- [TASK STATEMENT] Without the pictures, print each of the records below exactly as it appears.

:: PROVIDED INFORMATION ::

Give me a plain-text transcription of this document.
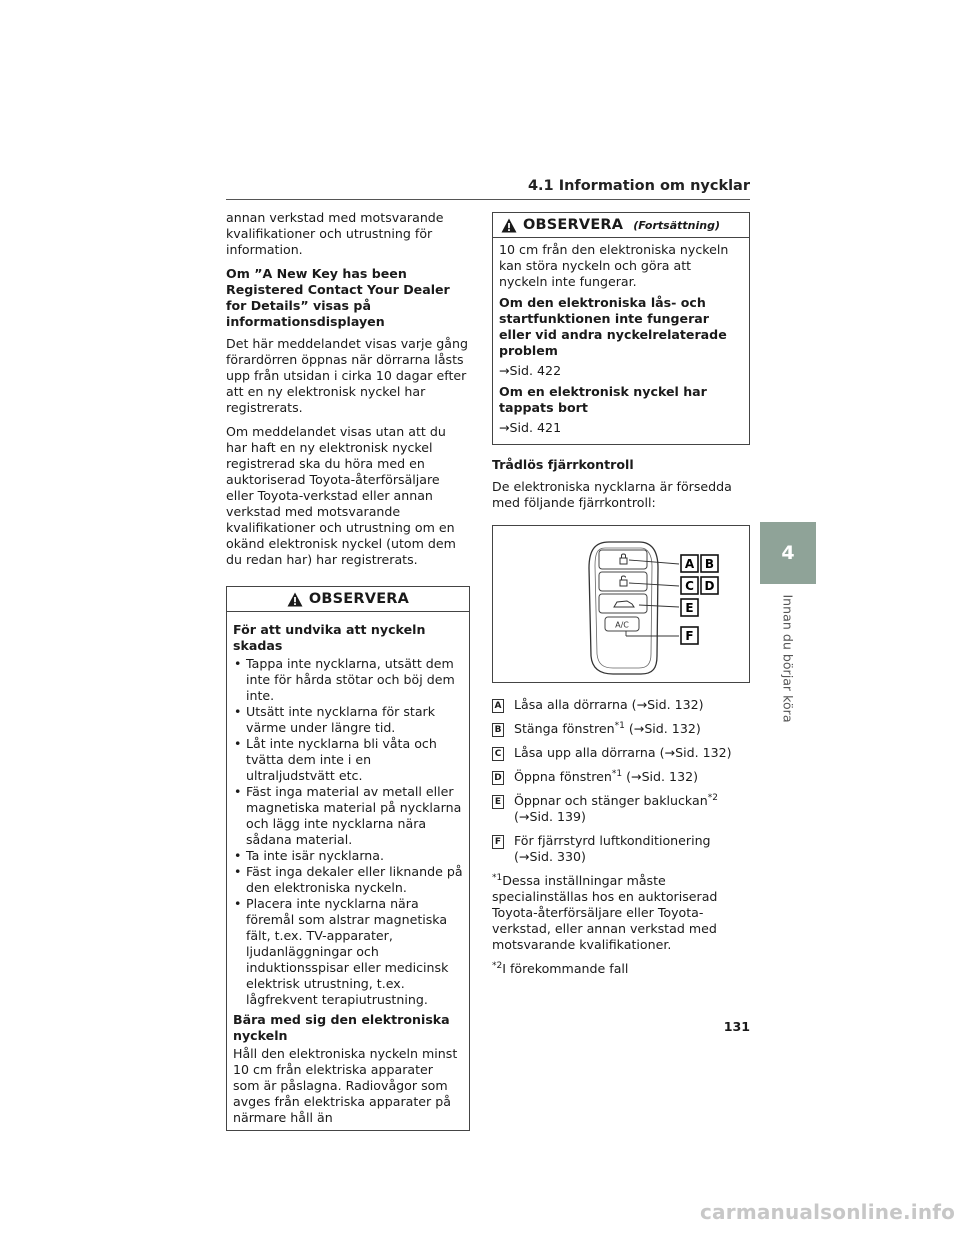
4.1 Information om nycklar

annan verkstad med motsvarande kvalifikationer och utrustning för information.

Om ”A New Key has been Registered Contact Your Dealer for Details” visas på informationsdisplayen

Det här meddelandet visas varje gång förardörren öppnas när dörrarna låsts upp från utsidan i cirka 10 dagar efter att en ny elektronisk nyckel har registrerats.

Om meddelandet visas utan att du har haft en ny elektronisk nyckel registrerad ska du höra med en auktoriserad Toyota-återförsäljare eller Toyota-verkstad eller annan verkstad med motsvarande kvalifikationer och utrustning om en okänd elektronisk nyckel (utom dem du redan har) har registrerats.

OBSERVERA

För att undvika att nyckeln skadas

• Tappa inte nycklarna, utsätt dem inte för hårda stötar och böj dem inte.
• Utsätt inte nycklarna för stark värme under längre tid.
• Låt inte nycklarna bli våta och tvätta dem inte i en ultraljudstvätt etc.
• Fäst inga material av metall eller magnetiska material på nycklarna och lägg inte nycklarna nära sådana material.
• Ta inte isär nycklarna.
• Fäst inga dekaler eller liknande på den elektroniska nyckeln.
• Placera inte nycklarna nära föremål som alstrar magnetiska fält, t.ex. TV-apparater, ljudanläggningar och induktionsspisar eller medicinsk elektrisk utrustning, t.ex. lågfrekvent terapiutrustning.

Bära med sig den elektroniska nyckeln

Håll den elektroniska nyckeln minst 10 cm från elektriska apparater som är påslagna. Radiovågor som avges från elektriska apparater på närmare håll än

OBSERVERA (Fortsättning)

10 cm från den elektroniska nyckeln kan störa nyckeln och göra att nyckeln inte fungerar.

Om den elektroniska lås- och startfunktionen inte fungerar eller vid andra nyckelrelaterade problem

→Sid. 422

Om en elektronisk nyckel har tappats bort

→Sid. 421

Trådlös fjärrkontroll

De elektroniska nycklarna är försedda med följande fjärrkontroll:

A/C
A B
C D
E
F
A Låsa alla dörrarna (→Sid. 132)
B Stänga fönstren$^{*1}$ (→Sid. 132)
C Låsa upp alla dörrarna (→Sid. 132)
D Öppna fönstren$^{*1}$ (→Sid. 132)
E Öppnar och stänger bakluckan$^{*2}$ (→Sid. 139)
F För fjärrstyrd luftkonditionering (→Sid. 330)

$^{*1}$Dessa inställningar måste specialinställas hos en auktoriserad Toyota-återförsäljare eller Toyota-verkstad, eller annan verkstad med motsvarande kvalifikationer.

$^{*2}$I förekommande fall

4
Innan du börjar köra
131
carmanualsonline.info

:::

- [OUTPUT FOR THIS EXERCISE]
Give me a plain-text transcription of this document.
4.1 Information om nycklar

annan verkstad med motsvarande kvalifikationer och utrustning för information.

Om ”A New Key has been Registered Contact Your Dealer for Details” visas på informationsdisplayen

Det här meddelandet visas varje gång förardörren öppnas när dörrarna låsts upp från utsidan i cirka 10 dagar efter att en ny elektronisk nyckel har registrerats.

Om meddelandet visas utan att du har haft en ny elektronisk nyckel registrerad ska du höra med en auktoriserad Toyota-återförsäljare eller Toyota-verkstad eller annan verkstad med motsvarande kvalifikationer och utrustning om en okänd elektronisk nyckel (utom dem du redan har) har registrerats.

OBSERVERA

För att undvika att nyckeln skadas

• Tappa inte nycklarna, utsätt dem inte för hårda stötar och böj dem inte.
• Utsätt inte nycklarna för stark värme under längre tid.
• Låt inte nycklarna bli våta och tvätta dem inte i en ultraljudstvätt etc.
• Fäst inga material av metall eller magnetiska material på nycklarna och lägg inte nycklarna nära sådana material.
• Ta inte isär nycklarna.
• Fäst inga dekaler eller liknande på den elektroniska nyckeln.
• Placera inte nycklarna nära föremål som alstrar magnetiska fält, t.ex. TV-apparater, ljudanläggningar och induktionsspisar eller medicinsk elektrisk utrustning, t.ex. lågfrekvent terapiutrustning.

Bära med sig den elektroniska nyckeln

Håll den elektroniska nyckeln minst 10 cm från elektriska apparater som är påslagna. Radiovågor som avges från elektriska apparater på närmare håll än

OBSERVERA (Fortsättning)

10 cm från den elektroniska nyckeln kan störa nyckeln och göra att nyckeln inte fungerar.

Om den elektroniska lås- och startfunktionen inte fungerar eller vid andra nyckelrelaterade problem

→Sid. 422

Om en elektronisk nyckel har tappats bort

→Sid. 421

Trådlös fjärrkontroll

De elektroniska nycklarna är försedda med följande fjärrkontroll:

A/C
A B
C D
E
F
A Låsa alla dörrarna (→Sid. 132)
B Stänga fönstren$^{*1}$ (→Sid. 132)
C Låsa upp alla dörrarna (→Sid. 132)
D Öppna fönstren$^{*1}$ (→Sid. 132)
E Öppnar och stänger bakluckan$^{*2}$ (→Sid. 139)
F För fjärrstyrd luftkonditionering (→Sid. 330)

$^{*1}$Dessa inställningar måste specialinställas hos en auktoriserad Toyota-återförsäljare eller Toyota-verkstad, eller annan verkstad med motsvarande kvalifikationer.

$^{*2}$I förekommande fall

4
Innan du börjar köra
131
carmanualsonline.info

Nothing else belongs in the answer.